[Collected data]
━━━━━━━━━━━━━━━━━━━━

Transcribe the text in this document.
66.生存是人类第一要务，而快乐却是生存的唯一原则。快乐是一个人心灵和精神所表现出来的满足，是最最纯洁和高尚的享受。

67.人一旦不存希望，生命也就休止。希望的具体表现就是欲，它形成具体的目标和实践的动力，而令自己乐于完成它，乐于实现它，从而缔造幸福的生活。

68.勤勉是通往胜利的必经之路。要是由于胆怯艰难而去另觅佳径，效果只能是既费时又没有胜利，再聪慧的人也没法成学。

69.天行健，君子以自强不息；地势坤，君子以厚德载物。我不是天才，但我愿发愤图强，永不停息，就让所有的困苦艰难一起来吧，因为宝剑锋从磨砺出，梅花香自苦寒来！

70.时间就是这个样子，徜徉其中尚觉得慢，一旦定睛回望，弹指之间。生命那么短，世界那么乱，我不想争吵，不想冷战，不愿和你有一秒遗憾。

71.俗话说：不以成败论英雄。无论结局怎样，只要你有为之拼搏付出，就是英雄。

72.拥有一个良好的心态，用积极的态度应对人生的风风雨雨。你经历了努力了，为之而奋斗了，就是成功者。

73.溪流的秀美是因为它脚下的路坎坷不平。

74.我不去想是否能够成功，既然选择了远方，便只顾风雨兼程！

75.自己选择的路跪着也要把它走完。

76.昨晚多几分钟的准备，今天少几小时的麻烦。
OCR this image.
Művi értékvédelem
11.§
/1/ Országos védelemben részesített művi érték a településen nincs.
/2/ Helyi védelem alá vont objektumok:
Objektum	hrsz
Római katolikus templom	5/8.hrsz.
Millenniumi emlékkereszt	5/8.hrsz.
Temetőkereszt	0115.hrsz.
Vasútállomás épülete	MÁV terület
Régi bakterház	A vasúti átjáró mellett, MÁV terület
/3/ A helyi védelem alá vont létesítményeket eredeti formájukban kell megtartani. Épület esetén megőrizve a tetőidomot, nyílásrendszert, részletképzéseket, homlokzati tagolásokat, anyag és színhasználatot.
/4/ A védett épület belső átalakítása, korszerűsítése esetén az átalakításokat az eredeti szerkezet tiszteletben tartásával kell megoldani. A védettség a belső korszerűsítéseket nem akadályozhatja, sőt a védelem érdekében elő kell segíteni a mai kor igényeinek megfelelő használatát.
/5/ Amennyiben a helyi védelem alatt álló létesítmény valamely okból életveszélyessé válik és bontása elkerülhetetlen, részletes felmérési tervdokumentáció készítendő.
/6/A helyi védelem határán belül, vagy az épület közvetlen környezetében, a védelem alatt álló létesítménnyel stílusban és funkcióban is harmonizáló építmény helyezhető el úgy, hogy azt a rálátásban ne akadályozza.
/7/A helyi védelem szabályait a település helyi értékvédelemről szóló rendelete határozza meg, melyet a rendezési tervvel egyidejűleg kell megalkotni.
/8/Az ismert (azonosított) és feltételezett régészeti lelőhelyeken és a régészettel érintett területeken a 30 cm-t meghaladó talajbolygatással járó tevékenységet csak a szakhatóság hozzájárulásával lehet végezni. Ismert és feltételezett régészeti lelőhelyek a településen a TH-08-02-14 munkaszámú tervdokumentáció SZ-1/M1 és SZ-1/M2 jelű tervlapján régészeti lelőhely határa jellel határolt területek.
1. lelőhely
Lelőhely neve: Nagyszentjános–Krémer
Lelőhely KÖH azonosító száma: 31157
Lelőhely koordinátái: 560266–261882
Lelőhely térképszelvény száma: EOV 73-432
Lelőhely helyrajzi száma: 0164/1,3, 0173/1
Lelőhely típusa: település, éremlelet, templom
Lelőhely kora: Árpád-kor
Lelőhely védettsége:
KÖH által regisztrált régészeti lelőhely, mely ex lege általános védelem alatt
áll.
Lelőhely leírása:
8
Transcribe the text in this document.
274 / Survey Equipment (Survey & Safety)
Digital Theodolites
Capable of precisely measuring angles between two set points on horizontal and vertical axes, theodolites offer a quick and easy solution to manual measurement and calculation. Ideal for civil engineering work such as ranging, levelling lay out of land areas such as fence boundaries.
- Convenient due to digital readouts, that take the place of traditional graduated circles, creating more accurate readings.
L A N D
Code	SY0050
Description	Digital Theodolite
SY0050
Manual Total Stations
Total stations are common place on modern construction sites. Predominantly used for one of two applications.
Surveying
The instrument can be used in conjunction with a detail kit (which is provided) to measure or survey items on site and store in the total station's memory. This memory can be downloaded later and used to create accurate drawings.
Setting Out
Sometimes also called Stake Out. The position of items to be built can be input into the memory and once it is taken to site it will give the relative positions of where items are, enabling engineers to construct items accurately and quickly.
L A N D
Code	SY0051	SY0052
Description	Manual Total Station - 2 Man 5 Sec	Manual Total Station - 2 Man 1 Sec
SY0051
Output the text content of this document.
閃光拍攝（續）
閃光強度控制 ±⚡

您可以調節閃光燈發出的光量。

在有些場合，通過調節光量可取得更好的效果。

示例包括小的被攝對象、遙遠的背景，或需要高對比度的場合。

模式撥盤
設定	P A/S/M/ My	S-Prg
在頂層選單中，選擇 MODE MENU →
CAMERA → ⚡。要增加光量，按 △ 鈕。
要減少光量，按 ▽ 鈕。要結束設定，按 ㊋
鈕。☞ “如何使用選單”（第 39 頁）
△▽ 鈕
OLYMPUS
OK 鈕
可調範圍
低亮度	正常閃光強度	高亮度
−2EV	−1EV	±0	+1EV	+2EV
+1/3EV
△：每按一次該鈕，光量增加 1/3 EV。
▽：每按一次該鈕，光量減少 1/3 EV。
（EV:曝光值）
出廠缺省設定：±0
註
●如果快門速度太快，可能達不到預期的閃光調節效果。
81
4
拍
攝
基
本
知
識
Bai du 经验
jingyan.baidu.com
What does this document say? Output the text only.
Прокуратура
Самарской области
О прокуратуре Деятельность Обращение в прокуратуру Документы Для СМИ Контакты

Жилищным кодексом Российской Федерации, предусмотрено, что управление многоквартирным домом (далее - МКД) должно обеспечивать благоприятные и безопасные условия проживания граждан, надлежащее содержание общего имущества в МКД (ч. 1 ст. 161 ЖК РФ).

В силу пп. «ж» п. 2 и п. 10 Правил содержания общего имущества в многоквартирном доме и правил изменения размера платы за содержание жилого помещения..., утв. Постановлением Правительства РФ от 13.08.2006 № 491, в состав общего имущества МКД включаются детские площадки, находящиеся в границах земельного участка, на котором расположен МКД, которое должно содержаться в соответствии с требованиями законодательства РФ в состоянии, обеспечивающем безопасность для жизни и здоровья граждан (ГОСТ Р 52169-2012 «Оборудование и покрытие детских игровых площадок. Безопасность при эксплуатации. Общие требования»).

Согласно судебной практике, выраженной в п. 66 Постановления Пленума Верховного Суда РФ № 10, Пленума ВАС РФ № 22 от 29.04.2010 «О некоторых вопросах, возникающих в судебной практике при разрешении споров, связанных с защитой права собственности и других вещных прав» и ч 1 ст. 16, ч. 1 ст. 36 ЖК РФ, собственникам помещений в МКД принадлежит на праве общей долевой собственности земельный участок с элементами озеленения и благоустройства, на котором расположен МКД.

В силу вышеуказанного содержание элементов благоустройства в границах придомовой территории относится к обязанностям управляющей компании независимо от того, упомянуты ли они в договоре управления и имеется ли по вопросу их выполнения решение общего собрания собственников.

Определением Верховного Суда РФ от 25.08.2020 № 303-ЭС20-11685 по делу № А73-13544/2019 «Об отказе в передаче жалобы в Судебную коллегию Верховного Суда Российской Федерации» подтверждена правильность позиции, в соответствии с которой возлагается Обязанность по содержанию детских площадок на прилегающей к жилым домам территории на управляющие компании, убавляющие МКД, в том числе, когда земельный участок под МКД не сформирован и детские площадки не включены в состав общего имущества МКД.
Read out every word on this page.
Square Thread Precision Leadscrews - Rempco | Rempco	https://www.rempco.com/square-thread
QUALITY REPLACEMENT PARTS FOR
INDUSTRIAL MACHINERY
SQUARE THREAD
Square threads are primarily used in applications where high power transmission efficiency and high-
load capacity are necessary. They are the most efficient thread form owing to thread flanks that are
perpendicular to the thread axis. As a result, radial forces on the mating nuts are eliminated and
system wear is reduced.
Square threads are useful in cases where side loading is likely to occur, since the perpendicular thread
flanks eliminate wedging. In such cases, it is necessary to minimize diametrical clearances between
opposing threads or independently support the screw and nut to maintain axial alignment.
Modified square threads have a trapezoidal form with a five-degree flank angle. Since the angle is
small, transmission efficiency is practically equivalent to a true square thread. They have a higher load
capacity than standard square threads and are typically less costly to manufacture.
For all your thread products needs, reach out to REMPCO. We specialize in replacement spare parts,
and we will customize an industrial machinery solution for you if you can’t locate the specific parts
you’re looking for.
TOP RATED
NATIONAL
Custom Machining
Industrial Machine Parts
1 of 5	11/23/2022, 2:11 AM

━━━━━━━━━━━━━━━━━━━━

[WRITTEN EXERCISE]
Each line containing "участок" counts once; state the total number of such lines and nothing else.

[PROBLEM SOLUTION]
2